··· STORED RECORDS ···
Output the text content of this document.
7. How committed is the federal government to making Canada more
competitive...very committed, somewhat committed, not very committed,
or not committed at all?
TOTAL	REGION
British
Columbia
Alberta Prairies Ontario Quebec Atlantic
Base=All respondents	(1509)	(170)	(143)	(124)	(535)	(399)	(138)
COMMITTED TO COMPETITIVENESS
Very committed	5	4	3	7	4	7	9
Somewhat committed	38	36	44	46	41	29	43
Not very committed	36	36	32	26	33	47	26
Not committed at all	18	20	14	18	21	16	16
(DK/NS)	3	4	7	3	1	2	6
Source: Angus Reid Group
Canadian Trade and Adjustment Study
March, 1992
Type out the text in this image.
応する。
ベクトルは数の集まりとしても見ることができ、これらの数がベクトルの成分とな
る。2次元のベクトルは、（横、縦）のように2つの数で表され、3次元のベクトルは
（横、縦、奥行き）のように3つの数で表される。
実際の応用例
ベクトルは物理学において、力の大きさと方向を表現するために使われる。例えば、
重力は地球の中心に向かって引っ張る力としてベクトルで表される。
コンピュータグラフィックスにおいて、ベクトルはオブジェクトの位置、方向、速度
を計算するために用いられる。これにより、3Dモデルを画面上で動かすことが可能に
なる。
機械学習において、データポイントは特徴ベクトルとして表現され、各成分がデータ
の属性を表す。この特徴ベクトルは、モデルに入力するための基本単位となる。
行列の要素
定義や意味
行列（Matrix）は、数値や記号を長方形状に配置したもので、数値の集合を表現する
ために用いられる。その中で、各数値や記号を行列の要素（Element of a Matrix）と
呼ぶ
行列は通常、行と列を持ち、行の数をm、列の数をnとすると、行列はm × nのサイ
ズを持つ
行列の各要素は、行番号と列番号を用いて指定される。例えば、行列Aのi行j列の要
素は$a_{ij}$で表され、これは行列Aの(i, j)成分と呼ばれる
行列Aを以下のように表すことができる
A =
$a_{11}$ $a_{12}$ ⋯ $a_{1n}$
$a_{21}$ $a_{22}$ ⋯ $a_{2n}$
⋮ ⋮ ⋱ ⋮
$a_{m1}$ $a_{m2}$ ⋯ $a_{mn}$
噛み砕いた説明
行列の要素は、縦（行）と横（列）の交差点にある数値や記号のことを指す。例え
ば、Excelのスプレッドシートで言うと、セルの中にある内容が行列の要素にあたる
···
## [GIVEN PROBLEM]
Copy and report every line where the word "this" is present.

## [TASK ANSWER]
Output the text content of this document.
Type out the text in this image.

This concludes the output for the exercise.